- [Actions to take]
(A) Retype the passage of the forum thread on filtering unmapped reads starting with "Yes, that would" and going on through "avoiding Picard complaints.".
(B) In the forum thread on filtering unmapped reads, what does the last post say the SAM spec does not require of unmapped reads?

- [Document passage]
───

Yes, that would do what you want (exclude multi-mappers and unmapped reads). Excluding unmapped reads is sort of a strange thing, in that most tools should do the right thing when you give them unmapped reads. But filtering them can help if you have strict tools like Picard that will complain otherwise.

To me, filtering multi-mapping reads is for another purpose (but equally valid and necessary in some situations). That is, specific downstream analyses, not just avoiding Picard complaints.

1
Entering edit mode

sure, that's the first step we do before starting the whole "best practices" downstream analysis suggested by the GATK team. in our alignment BAMs we weren't getting the unmapped reads, so that's why we never came across this "-F 4" option, but since our final goal is to detect variants we thing that this initial step to remove anything not useful (multi-mapping and unmapped reads fit that description in our opinion) does help to slightly reduce the computer resources needed (at least it reduces the size of the BAM file).

2
Entering edit mode
10.1 years ago
Marvin ▴ 870

Just ignore the warning. The actual fix would be to repair Picard, because that warning is simply wrong. Nothing in the SAM spec says that unmapped reads should have a MAPQ of 0. If a read maps unambigously to a nonsensical position, it should have non-vanishing MAPQ and the 'unmapped' flag set.

───

- [Data excerpts]

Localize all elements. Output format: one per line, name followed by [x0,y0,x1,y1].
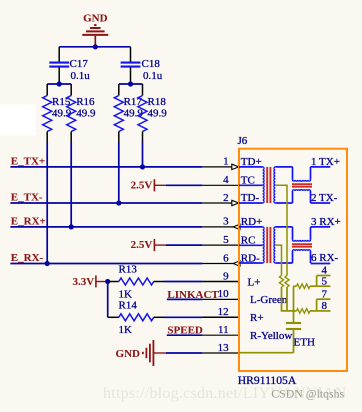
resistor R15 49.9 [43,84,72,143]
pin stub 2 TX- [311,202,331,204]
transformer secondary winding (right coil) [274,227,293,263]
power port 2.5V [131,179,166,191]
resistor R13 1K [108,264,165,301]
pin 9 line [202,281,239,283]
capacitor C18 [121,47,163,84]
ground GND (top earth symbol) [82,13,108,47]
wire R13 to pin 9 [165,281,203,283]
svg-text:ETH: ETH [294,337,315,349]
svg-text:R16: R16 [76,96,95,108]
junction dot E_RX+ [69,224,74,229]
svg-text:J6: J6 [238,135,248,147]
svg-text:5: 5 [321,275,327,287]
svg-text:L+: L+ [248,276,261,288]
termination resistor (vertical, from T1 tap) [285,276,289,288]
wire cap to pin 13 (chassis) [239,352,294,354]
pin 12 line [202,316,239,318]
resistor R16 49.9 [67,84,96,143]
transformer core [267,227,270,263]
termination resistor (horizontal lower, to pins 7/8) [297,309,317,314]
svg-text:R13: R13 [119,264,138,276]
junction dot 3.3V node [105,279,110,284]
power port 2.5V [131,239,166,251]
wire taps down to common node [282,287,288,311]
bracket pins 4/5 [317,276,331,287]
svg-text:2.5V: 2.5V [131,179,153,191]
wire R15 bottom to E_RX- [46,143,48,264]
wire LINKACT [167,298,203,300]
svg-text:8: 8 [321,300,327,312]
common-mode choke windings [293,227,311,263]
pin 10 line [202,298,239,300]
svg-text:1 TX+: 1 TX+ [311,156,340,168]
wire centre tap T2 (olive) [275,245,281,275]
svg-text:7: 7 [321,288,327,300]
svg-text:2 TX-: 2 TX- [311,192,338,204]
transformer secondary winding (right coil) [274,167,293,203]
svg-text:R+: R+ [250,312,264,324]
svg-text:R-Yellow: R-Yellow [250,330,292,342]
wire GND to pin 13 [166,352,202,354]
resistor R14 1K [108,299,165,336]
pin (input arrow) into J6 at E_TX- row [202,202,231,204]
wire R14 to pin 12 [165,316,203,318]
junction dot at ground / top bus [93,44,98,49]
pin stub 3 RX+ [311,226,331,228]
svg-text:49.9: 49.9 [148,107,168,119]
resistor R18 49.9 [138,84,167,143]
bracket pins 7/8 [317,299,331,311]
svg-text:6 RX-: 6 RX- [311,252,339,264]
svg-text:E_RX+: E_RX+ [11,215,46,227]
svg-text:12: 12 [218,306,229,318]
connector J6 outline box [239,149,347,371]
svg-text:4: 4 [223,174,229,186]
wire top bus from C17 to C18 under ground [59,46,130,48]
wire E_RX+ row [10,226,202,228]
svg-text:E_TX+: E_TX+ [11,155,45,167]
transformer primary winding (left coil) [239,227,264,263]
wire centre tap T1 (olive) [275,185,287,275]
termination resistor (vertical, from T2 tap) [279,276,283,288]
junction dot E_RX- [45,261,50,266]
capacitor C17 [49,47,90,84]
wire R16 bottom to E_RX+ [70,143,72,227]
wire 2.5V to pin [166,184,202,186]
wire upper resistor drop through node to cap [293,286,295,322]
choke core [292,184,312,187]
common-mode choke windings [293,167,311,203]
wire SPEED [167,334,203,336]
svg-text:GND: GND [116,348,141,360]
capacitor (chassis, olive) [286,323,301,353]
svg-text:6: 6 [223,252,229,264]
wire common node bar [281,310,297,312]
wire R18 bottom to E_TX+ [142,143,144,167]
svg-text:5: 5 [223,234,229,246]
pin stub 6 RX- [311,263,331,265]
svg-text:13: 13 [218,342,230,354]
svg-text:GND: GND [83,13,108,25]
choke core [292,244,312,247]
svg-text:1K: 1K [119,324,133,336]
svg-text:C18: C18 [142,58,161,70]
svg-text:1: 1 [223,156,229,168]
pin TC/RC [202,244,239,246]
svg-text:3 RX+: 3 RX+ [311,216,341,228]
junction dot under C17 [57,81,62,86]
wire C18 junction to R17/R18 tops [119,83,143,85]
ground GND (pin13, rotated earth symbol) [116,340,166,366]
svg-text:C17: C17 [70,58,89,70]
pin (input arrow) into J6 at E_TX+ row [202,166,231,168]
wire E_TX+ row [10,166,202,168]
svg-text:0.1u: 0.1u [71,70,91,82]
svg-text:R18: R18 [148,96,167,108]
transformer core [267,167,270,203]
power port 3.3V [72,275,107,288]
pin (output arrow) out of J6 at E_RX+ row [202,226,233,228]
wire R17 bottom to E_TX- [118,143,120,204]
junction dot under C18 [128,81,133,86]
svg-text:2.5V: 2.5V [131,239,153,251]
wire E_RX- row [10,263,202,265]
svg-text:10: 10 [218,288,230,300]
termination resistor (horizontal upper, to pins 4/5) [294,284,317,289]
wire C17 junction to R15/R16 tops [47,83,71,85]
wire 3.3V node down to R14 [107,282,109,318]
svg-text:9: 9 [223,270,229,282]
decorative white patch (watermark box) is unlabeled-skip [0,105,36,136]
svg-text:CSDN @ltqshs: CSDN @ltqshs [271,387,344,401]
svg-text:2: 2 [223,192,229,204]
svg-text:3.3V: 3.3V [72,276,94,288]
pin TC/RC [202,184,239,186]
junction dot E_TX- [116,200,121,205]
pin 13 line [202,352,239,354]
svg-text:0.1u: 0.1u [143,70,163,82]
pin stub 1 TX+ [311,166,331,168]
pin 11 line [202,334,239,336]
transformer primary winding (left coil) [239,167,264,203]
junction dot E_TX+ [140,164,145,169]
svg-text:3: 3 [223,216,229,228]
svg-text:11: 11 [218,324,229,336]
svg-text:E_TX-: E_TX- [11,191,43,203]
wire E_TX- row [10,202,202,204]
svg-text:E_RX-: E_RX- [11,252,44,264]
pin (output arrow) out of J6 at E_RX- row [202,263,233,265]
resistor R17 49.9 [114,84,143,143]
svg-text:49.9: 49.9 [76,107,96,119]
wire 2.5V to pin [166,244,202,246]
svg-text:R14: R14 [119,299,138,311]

───

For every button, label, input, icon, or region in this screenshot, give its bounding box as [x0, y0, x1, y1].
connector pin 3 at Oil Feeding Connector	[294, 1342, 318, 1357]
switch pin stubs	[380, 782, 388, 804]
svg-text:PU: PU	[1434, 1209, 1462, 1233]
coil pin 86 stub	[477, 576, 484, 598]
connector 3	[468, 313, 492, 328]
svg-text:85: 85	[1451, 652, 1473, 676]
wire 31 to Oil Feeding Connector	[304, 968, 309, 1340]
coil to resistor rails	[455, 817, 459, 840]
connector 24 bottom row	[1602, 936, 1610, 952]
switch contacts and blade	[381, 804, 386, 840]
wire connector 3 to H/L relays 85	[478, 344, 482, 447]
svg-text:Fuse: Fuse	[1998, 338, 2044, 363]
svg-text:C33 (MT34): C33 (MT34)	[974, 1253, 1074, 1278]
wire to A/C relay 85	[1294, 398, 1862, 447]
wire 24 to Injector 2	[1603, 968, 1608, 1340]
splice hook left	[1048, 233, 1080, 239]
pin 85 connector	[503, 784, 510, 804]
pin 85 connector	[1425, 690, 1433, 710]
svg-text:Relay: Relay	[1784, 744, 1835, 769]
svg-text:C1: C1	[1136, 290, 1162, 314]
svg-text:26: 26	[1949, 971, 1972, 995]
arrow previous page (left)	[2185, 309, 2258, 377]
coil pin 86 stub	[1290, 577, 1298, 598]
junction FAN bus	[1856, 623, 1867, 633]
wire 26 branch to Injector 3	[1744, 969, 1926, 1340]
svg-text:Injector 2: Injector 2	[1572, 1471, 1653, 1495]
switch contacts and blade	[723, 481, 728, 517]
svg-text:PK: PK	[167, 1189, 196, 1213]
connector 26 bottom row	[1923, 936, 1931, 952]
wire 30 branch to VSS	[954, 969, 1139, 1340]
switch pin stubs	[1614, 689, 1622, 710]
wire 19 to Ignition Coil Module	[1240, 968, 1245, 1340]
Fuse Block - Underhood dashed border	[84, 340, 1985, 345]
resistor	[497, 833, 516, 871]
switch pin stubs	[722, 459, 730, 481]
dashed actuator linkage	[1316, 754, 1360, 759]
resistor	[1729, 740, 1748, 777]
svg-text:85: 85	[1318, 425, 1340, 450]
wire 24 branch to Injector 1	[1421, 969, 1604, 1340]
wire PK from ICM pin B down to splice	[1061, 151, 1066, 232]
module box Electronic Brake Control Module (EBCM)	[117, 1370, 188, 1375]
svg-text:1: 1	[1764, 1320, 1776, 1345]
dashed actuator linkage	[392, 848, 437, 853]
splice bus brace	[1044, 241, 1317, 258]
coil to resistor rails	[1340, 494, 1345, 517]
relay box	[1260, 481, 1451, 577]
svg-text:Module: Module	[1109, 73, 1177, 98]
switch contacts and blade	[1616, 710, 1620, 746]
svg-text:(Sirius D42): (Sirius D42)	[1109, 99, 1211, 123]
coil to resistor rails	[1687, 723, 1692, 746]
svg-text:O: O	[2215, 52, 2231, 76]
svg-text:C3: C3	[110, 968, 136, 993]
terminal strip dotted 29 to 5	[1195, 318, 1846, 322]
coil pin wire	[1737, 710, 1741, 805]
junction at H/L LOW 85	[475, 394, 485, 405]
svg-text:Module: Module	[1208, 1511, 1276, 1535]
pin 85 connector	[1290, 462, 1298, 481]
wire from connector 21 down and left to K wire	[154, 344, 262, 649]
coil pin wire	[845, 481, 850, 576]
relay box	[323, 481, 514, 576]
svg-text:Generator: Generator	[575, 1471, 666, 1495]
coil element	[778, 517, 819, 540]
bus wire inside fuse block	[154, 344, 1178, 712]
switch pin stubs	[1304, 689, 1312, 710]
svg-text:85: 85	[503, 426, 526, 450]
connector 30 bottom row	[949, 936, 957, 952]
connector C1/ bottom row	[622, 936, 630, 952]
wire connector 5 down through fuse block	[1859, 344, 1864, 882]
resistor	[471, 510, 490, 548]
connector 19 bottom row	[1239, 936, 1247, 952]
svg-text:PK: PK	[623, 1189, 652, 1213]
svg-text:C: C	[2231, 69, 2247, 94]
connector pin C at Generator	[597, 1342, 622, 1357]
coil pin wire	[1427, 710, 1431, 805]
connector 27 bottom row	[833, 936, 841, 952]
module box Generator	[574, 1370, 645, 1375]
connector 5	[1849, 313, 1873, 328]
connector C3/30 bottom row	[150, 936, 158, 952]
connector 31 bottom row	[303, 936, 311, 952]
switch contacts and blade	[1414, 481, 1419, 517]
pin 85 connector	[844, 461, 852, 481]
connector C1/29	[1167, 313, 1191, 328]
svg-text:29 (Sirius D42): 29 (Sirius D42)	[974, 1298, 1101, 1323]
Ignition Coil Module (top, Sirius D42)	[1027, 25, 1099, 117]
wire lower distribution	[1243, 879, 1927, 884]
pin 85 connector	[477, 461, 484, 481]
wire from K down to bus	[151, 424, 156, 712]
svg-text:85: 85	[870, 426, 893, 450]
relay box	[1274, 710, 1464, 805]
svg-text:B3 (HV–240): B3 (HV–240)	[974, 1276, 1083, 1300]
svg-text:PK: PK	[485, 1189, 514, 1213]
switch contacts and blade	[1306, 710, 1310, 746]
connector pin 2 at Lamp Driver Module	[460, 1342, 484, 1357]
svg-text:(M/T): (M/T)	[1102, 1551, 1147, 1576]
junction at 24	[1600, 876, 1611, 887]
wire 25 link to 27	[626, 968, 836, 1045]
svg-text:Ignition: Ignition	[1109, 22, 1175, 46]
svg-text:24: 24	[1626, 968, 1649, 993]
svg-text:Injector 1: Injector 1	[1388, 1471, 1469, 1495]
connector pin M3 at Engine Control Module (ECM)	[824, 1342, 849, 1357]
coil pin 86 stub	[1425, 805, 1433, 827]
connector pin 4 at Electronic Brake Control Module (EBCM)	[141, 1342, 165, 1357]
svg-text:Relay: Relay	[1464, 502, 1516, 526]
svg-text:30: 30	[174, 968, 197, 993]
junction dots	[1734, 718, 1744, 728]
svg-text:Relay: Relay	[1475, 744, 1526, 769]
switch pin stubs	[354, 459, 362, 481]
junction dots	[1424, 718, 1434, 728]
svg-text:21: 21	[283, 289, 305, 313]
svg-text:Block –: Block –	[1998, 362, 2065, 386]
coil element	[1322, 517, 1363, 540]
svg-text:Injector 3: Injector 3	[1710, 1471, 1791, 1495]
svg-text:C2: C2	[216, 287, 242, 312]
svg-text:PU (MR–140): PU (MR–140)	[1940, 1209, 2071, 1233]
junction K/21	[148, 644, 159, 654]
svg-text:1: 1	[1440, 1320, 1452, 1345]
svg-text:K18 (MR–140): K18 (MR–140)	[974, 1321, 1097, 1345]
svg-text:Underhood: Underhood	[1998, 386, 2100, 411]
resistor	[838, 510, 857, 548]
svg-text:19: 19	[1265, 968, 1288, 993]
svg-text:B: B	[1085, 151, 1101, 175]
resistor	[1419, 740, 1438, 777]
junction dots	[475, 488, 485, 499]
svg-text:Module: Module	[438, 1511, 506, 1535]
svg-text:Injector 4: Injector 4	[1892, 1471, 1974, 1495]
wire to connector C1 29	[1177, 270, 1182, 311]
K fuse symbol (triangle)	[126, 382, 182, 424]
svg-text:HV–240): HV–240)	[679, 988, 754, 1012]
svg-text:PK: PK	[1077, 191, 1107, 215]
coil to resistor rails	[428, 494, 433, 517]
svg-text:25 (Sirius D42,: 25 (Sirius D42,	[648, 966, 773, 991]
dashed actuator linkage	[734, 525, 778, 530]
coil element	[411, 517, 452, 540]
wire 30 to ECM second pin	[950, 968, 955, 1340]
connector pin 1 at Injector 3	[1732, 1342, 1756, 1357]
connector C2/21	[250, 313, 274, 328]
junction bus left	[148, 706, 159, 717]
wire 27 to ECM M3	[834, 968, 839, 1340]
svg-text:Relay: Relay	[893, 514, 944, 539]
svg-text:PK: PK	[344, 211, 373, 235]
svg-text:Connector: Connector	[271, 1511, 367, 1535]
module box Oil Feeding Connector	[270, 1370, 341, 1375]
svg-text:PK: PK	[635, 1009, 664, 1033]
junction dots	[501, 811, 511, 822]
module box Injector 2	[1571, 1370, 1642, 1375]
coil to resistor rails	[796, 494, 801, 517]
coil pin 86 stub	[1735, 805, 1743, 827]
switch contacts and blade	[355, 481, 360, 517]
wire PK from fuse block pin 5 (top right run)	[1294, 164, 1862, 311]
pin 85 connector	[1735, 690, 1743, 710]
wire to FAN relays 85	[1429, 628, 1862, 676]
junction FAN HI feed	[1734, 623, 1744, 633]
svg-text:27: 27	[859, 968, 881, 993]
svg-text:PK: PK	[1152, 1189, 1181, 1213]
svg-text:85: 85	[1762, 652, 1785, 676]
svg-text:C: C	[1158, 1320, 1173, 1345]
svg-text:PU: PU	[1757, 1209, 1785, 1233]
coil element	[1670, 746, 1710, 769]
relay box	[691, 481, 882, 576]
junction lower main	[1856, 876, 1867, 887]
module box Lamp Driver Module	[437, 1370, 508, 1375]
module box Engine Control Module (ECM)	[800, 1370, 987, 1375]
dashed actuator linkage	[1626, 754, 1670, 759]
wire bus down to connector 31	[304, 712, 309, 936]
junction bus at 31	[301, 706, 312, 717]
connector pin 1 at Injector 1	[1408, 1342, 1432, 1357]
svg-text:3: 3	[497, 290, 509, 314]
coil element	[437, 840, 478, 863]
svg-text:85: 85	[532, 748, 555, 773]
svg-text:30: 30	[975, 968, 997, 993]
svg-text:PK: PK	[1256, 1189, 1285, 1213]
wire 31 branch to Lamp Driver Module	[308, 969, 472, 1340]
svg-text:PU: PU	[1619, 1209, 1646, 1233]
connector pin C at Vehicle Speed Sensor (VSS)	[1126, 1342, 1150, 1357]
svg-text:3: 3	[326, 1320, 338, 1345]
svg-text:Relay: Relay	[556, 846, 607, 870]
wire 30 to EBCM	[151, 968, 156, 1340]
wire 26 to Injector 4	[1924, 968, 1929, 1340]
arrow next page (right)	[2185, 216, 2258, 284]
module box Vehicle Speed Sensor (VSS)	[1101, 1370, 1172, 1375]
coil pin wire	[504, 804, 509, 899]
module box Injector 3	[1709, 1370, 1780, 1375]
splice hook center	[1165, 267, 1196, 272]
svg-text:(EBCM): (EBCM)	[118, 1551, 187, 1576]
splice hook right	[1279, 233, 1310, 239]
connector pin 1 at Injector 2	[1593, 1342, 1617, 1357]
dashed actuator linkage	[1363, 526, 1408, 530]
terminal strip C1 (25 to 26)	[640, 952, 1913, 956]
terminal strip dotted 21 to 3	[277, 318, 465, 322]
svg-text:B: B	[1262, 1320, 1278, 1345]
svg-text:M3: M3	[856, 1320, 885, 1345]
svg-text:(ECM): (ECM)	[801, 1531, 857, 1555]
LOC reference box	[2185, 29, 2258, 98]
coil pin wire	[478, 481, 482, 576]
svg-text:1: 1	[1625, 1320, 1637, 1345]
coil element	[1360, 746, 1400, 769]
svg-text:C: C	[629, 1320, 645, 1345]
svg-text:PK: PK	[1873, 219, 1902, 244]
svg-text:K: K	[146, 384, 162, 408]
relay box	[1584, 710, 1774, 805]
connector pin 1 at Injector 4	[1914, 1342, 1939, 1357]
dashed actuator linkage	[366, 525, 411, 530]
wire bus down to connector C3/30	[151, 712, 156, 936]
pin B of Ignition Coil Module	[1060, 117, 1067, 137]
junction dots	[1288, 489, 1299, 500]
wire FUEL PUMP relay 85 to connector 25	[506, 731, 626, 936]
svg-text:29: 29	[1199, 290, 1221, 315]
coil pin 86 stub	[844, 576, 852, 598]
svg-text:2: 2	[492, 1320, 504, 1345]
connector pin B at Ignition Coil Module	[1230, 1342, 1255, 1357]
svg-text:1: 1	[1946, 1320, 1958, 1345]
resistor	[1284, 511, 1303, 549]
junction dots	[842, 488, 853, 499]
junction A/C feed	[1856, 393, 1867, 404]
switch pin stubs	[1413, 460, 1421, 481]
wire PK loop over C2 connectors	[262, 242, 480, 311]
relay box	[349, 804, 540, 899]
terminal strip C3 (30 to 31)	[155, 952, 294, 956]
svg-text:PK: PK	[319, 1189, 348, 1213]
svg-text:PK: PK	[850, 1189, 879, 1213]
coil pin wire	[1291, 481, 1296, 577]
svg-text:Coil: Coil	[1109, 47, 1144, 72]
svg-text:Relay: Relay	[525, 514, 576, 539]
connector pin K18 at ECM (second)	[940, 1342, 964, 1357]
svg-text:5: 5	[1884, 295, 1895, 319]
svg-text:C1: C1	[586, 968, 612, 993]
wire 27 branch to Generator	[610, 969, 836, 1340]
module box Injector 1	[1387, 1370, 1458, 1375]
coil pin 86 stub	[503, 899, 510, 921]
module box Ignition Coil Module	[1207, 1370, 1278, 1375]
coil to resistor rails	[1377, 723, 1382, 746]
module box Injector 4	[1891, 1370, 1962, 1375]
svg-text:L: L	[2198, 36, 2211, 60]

───

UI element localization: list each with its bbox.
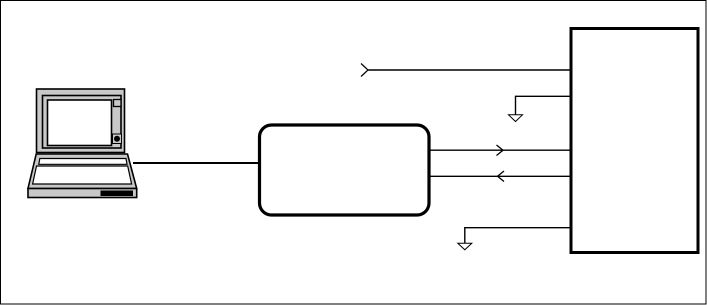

───

- [Responses by task]
(A)
Yes, that would do what you want (exclude multi-mappers and unmapped reads). Excluding unmapped reads is sort of a strange thing, in that most tools should do the right thing when you give them unmapped reads. But filtering them can help if you have strict tools like Picard that will complain otherwise.

To me, filtering multi-mapping reads is for another purpose (but equally valid and necessary in some situations). That is, specific downstream analyses, not just avoiding Picard complaints.

(B) It does not say that unmapped reads should have a MAPQ of 0.